→ AIM OF THE TASK
In the material below, count the lines with the word "TradingView" and state that number only.

⁂

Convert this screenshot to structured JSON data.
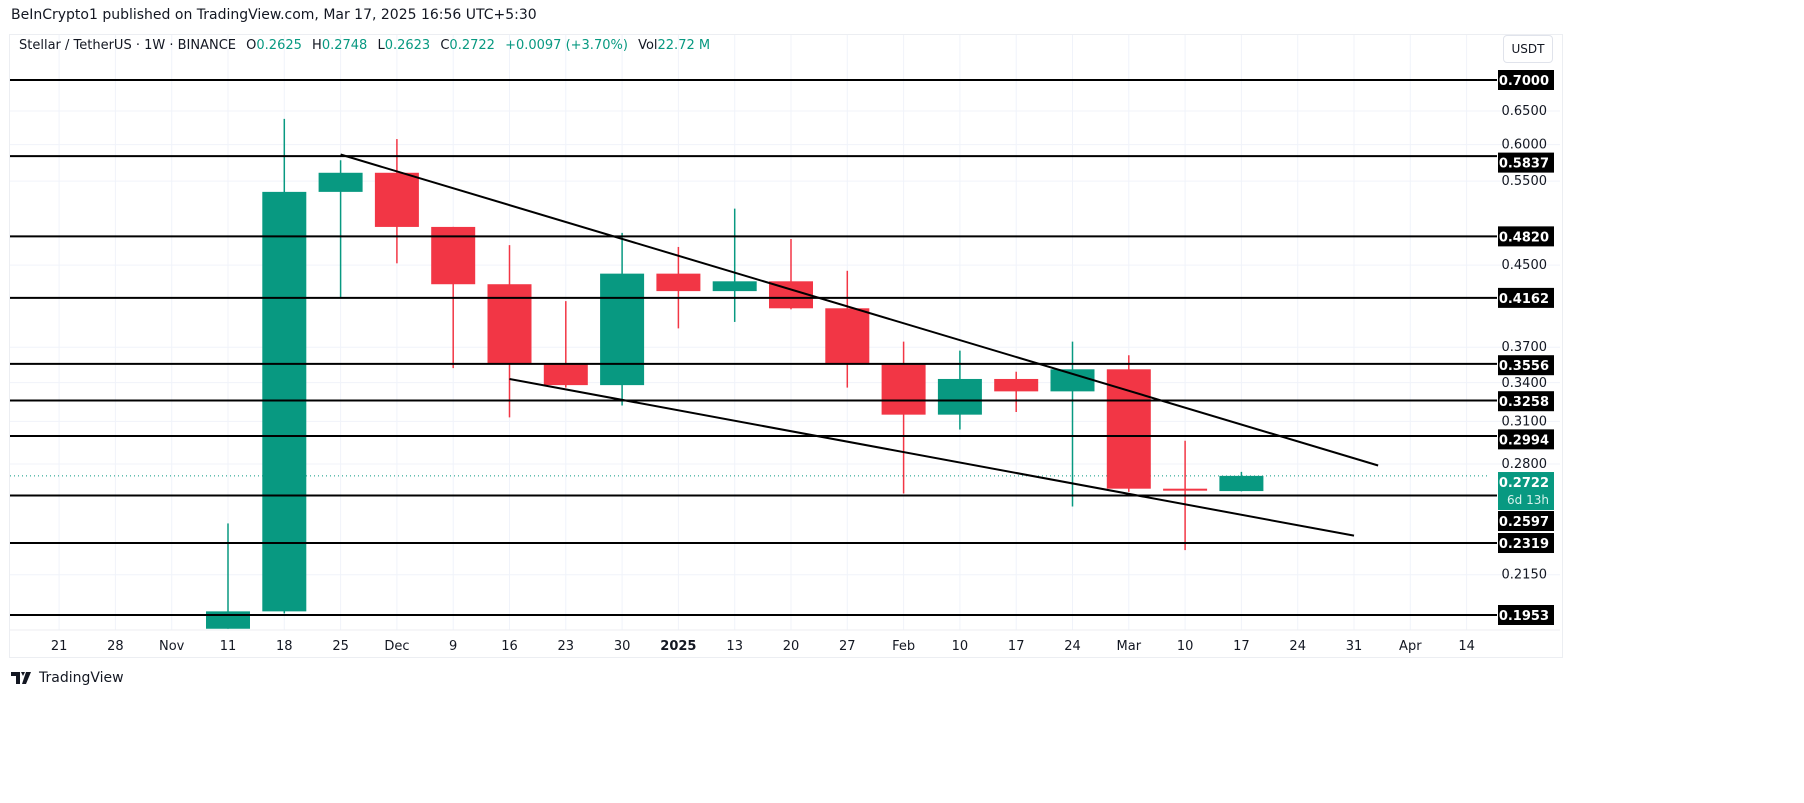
{
  "header": {
    "published": "BeInCrypto1 published on TradingView.com, Mar 17, 2025 16:56 UTC+5:30"
  },
  "legend": {
    "symbol": "Stellar / TetherUS · 1W · BINANCE",
    "o_label": "O",
    "o": "0.2625",
    "h_label": "H",
    "h": "0.2748",
    "l_label": "L",
    "l": "0.2623",
    "c_label": "C",
    "c": "0.2722",
    "change": "+0.0097 (+3.70%)",
    "vol_label": "Vol",
    "vol": "22.72 M"
  },
  "unit_button": "USDT",
  "footer": {
    "brand": "TradingView"
  },
  "colors": {
    "up": "#089981",
    "down": "#F23645",
    "level": "#000000",
    "grid": "#f0f3fa"
  },
  "chart_data": {
    "type": "candlestick",
    "title": "",
    "y_scale": "log",
    "ylim": [
      0.1953,
      0.7
    ],
    "grid": true,
    "x_ticks": [
      {
        "date": "2024-10-21",
        "label": "21"
      },
      {
        "date": "2024-10-28",
        "label": "28"
      },
      {
        "date": "2024-11-04",
        "label": "Nov"
      },
      {
        "date": "2024-11-11",
        "label": "11"
      },
      {
        "date": "2024-11-18",
        "label": "18"
      },
      {
        "date": "2024-11-25",
        "label": "25"
      },
      {
        "date": "2024-12-02",
        "label": "Dec"
      },
      {
        "date": "2024-12-09",
        "label": "9"
      },
      {
        "date": "2024-12-16",
        "label": "16"
      },
      {
        "date": "2024-12-23",
        "label": "23"
      },
      {
        "date": "2024-12-30",
        "label": "30"
      },
      {
        "date": "2025-01-06",
        "label": "2025"
      },
      {
        "date": "2025-01-13",
        "label": "13"
      },
      {
        "date": "2025-01-20",
        "label": "20"
      },
      {
        "date": "2025-01-27",
        "label": "27"
      },
      {
        "date": "2025-02-03",
        "label": "Feb"
      },
      {
        "date": "2025-02-10",
        "label": "10"
      },
      {
        "date": "2025-02-17",
        "label": "17"
      },
      {
        "date": "2025-02-24",
        "label": "24"
      },
      {
        "date": "2025-03-03",
        "label": "Mar"
      },
      {
        "date": "2025-03-10",
        "label": "10"
      },
      {
        "date": "2025-03-17",
        "label": "17"
      },
      {
        "date": "2025-03-24",
        "label": "24"
      },
      {
        "date": "2025-03-31",
        "label": "31"
      },
      {
        "date": "2025-04-07",
        "label": "Apr"
      },
      {
        "date": "2025-04-14",
        "label": "14"
      }
    ],
    "y_ticks": [
      "0.6500",
      "0.6000",
      "0.5500",
      "0.4500",
      "0.3700",
      "0.3400",
      "0.3100",
      "0.2800",
      "0.2150"
    ],
    "candles": [
      {
        "date": "2024-11-11",
        "o": 0.189,
        "h": 0.243,
        "l": 0.189,
        "c": 0.197
      },
      {
        "date": "2024-11-18",
        "o": 0.197,
        "h": 0.638,
        "l": 0.196,
        "c": 0.536
      },
      {
        "date": "2024-11-25",
        "o": 0.536,
        "h": 0.578,
        "l": 0.417,
        "c": 0.561
      },
      {
        "date": "2024-12-02",
        "o": 0.561,
        "h": 0.608,
        "l": 0.452,
        "c": 0.493
      },
      {
        "date": "2024-12-09",
        "o": 0.493,
        "h": 0.493,
        "l": 0.352,
        "c": 0.43
      },
      {
        "date": "2024-12-16",
        "o": 0.43,
        "h": 0.472,
        "l": 0.313,
        "c": 0.356
      },
      {
        "date": "2024-12-23",
        "o": 0.356,
        "h": 0.413,
        "l": 0.336,
        "c": 0.338
      },
      {
        "date": "2024-12-30",
        "o": 0.338,
        "h": 0.486,
        "l": 0.322,
        "c": 0.441
      },
      {
        "date": "2025-01-06",
        "o": 0.441,
        "h": 0.47,
        "l": 0.387,
        "c": 0.423
      },
      {
        "date": "2025-01-13",
        "o": 0.423,
        "h": 0.515,
        "l": 0.393,
        "c": 0.433
      },
      {
        "date": "2025-01-20",
        "o": 0.433,
        "h": 0.479,
        "l": 0.405,
        "c": 0.406
      },
      {
        "date": "2025-01-27",
        "o": 0.406,
        "h": 0.444,
        "l": 0.336,
        "c": 0.355
      },
      {
        "date": "2025-02-03",
        "o": 0.355,
        "h": 0.375,
        "l": 0.261,
        "c": 0.315
      },
      {
        "date": "2025-02-10",
        "o": 0.315,
        "h": 0.367,
        "l": 0.304,
        "c": 0.343
      },
      {
        "date": "2025-02-17",
        "o": 0.343,
        "h": 0.349,
        "l": 0.317,
        "c": 0.333
      },
      {
        "date": "2025-02-24",
        "o": 0.333,
        "h": 0.375,
        "l": 0.253,
        "c": 0.351
      },
      {
        "date": "2025-03-03",
        "o": 0.351,
        "h": 0.363,
        "l": 0.262,
        "c": 0.264
      },
      {
        "date": "2025-03-10",
        "o": 0.264,
        "h": 0.296,
        "l": 0.228,
        "c": 0.263
      },
      {
        "date": "2025-03-17",
        "o": 0.2625,
        "h": 0.2748,
        "l": 0.2623,
        "c": 0.2722
      }
    ],
    "levels": [
      "0.7000",
      "0.5837",
      "0.4820",
      "0.4162",
      "0.3556",
      "0.3258",
      "0.2994",
      "0.2597",
      "0.2319",
      "0.1953"
    ],
    "trendlines": [
      {
        "from": {
          "date": "2024-11-25",
          "price": 0.586
        },
        "to": {
          "date": "2025-04-03",
          "price": 0.279
        }
      },
      {
        "from": {
          "date": "2024-12-16",
          "price": 0.343
        },
        "to": {
          "date": "2025-03-31",
          "price": 0.236
        }
      }
    ],
    "last_price": {
      "value": "0.2722",
      "countdown": "6d 13h"
    }
  }
}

⁂

→ SOLUTION FOR THIS PROBLEM
2